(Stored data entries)
((

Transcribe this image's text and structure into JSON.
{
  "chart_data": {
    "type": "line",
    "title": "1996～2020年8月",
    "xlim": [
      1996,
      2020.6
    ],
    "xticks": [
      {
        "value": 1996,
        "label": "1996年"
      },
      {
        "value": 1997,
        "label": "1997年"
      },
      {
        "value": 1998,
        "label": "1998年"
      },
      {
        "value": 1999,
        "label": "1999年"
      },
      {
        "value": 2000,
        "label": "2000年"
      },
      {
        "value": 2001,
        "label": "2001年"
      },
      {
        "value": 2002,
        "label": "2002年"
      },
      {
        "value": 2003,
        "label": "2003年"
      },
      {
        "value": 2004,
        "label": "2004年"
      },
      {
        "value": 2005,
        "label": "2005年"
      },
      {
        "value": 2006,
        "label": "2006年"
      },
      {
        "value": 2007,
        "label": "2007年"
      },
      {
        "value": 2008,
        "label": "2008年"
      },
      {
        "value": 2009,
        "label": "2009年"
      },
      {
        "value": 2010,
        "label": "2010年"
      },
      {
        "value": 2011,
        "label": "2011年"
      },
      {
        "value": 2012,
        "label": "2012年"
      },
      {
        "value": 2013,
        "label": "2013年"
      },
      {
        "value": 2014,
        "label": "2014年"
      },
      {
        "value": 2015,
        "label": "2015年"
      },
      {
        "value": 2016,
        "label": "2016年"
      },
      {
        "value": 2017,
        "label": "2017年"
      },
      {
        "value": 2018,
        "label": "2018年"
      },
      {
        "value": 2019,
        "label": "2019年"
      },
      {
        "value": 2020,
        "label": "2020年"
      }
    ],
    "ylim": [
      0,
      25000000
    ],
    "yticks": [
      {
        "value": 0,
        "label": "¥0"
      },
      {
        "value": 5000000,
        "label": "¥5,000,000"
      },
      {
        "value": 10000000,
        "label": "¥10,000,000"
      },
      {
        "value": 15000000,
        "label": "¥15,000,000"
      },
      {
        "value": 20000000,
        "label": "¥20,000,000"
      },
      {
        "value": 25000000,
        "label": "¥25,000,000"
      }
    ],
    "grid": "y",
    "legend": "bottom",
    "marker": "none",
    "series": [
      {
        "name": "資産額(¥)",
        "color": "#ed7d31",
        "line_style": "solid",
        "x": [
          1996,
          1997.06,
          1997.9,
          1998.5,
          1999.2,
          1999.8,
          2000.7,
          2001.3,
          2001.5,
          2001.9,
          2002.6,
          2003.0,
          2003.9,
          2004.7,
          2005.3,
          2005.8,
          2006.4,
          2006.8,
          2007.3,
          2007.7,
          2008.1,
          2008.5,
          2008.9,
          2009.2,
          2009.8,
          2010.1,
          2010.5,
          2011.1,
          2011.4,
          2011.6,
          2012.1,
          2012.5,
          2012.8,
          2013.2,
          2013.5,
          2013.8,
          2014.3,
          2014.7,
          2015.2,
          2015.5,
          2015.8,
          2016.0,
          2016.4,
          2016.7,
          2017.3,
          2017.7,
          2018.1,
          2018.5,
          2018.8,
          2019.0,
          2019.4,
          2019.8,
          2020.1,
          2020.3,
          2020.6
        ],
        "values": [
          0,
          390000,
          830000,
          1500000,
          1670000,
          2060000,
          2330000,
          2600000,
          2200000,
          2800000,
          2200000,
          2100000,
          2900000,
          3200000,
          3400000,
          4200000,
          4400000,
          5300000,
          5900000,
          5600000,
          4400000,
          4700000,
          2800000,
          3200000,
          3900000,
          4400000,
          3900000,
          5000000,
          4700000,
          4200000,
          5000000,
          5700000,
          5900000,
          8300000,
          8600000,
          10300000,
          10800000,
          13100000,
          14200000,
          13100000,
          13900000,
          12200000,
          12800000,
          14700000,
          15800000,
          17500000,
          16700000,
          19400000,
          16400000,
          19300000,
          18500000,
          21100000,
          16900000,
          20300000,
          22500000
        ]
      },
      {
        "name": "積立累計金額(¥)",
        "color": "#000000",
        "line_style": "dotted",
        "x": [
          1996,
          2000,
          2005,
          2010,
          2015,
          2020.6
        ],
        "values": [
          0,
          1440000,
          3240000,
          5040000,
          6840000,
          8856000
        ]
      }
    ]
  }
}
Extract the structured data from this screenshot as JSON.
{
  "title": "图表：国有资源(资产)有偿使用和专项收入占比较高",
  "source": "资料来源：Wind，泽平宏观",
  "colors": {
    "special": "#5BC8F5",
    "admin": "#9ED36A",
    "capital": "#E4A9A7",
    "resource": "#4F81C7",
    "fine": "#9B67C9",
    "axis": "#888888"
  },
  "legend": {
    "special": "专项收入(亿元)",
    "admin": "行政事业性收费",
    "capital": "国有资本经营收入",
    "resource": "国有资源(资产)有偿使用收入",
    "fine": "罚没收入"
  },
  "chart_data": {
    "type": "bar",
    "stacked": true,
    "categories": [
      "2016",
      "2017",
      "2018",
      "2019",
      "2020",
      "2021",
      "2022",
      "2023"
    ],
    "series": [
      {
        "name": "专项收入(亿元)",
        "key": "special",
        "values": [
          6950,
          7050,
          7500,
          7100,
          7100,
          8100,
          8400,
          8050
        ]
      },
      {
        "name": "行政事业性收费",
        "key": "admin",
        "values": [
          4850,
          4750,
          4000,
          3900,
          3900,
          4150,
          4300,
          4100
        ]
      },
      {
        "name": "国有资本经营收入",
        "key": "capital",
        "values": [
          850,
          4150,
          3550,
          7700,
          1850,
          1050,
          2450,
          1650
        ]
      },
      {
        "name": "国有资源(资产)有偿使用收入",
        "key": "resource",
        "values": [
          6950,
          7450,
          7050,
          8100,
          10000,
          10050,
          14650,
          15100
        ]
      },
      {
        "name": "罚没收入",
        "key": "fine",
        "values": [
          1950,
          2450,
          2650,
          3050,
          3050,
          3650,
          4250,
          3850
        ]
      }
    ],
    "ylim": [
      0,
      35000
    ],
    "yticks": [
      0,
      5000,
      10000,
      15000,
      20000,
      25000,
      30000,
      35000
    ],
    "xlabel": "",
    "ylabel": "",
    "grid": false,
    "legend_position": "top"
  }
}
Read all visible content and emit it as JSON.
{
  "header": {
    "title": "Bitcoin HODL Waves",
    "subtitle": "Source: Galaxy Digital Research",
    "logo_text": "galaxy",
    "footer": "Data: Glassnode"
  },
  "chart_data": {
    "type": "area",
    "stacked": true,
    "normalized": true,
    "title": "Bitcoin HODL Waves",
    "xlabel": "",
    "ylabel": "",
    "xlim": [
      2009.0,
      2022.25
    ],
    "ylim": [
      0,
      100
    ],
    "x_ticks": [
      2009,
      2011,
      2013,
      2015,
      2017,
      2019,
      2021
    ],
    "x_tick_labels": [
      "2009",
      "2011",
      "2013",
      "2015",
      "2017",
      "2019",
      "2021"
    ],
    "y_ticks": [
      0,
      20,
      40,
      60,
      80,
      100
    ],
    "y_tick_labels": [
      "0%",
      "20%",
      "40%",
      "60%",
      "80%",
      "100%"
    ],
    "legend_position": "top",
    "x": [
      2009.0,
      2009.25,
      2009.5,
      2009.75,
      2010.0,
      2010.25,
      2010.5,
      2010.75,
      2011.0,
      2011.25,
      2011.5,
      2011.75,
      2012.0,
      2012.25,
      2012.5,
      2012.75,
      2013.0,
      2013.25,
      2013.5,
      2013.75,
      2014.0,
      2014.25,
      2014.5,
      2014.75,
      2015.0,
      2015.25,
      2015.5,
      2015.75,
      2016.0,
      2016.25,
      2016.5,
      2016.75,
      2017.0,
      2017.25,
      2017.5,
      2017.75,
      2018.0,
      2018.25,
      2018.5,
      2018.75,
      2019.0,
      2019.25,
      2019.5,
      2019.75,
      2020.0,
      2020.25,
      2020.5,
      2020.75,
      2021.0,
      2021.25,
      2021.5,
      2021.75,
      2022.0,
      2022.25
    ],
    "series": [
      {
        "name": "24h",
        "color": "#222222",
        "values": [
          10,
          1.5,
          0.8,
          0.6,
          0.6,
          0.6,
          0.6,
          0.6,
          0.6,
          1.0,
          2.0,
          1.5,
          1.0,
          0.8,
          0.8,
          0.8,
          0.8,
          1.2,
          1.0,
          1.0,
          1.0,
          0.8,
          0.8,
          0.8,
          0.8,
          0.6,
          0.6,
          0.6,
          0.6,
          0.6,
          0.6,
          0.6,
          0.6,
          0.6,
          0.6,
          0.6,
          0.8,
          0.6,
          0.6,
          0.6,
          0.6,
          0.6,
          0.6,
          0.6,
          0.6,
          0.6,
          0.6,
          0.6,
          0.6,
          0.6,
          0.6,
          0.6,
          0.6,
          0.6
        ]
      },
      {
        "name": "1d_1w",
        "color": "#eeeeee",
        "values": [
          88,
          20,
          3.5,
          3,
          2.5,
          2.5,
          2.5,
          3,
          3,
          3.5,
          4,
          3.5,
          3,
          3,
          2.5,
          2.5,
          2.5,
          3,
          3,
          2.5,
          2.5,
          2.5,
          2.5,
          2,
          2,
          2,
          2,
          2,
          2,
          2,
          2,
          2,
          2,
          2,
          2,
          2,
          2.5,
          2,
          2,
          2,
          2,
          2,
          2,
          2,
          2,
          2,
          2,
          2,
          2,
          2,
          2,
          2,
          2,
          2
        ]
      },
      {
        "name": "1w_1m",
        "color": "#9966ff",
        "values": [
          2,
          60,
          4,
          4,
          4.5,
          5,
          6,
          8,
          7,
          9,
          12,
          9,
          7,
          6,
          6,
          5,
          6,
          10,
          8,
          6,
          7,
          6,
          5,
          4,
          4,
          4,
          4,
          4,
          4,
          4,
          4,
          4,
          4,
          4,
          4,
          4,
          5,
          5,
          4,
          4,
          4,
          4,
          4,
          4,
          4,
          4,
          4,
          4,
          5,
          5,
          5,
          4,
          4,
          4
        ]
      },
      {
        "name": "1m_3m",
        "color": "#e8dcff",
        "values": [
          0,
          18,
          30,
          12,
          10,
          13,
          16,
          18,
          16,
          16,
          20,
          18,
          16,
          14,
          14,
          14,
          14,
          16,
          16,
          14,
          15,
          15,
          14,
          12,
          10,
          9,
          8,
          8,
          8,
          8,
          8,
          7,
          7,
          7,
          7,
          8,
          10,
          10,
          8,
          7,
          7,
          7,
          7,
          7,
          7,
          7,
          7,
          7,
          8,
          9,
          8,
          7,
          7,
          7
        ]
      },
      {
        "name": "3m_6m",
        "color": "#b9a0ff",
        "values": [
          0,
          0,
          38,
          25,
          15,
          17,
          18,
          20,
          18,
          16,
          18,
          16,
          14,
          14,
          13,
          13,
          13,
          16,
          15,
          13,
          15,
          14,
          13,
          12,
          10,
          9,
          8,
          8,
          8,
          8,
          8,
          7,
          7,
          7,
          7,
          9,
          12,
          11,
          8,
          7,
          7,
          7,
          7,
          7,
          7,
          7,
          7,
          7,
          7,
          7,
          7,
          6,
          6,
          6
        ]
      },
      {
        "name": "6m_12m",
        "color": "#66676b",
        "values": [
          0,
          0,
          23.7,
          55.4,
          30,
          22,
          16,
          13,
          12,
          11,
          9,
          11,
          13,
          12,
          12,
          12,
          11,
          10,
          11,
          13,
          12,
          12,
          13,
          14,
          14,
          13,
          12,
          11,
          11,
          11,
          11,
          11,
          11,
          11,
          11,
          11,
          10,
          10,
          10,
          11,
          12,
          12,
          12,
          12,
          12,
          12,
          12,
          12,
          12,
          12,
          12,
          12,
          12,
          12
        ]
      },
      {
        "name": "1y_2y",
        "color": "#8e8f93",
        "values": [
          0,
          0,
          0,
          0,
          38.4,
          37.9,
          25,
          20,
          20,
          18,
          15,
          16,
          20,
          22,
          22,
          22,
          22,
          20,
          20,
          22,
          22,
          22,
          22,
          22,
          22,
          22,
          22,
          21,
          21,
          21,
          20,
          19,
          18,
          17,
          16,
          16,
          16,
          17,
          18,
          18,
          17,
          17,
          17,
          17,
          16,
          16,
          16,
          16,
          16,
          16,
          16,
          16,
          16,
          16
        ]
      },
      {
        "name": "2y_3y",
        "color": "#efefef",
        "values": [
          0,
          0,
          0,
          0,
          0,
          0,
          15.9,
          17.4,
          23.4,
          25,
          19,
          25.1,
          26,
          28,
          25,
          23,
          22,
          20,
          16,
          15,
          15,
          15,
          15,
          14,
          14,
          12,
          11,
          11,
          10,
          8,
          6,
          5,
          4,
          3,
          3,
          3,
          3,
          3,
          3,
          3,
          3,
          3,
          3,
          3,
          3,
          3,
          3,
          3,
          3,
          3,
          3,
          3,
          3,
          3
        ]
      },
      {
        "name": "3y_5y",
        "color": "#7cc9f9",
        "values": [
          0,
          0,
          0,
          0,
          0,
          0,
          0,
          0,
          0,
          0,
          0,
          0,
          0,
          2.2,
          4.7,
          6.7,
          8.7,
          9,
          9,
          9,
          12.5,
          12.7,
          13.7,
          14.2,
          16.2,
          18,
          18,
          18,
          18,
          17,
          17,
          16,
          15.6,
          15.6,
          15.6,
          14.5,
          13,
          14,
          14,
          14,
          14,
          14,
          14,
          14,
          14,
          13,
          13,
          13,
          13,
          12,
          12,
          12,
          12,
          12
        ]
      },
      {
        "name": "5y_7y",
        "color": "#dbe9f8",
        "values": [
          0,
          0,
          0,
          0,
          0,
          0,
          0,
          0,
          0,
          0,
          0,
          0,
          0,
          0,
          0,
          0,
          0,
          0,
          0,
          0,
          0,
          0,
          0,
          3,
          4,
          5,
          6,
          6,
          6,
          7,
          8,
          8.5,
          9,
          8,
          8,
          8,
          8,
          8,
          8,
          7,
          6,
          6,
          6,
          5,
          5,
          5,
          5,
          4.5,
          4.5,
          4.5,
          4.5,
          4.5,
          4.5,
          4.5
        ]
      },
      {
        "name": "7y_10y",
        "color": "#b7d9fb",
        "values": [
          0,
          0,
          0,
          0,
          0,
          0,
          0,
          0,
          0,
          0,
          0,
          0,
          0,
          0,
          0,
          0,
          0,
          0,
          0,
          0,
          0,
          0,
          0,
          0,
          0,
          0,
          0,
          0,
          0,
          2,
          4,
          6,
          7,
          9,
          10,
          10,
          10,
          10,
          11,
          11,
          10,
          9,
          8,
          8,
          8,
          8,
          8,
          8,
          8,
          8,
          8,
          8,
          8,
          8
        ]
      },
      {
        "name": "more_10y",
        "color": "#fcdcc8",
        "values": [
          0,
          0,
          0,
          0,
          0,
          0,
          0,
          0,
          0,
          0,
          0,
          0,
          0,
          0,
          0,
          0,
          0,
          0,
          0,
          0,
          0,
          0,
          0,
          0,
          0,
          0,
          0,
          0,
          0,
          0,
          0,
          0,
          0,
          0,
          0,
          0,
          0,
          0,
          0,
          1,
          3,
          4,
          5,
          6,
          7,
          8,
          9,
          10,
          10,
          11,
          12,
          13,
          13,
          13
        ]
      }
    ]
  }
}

))

**TASK STATEMENT**: List the lines that contain the word "JSON".

**EXERCISE RESPONSE**:
Transcribe this image's text and structure into JSON.
Extract the structured data from this screenshot as JSON.
Read all visible content and emit it as JSON.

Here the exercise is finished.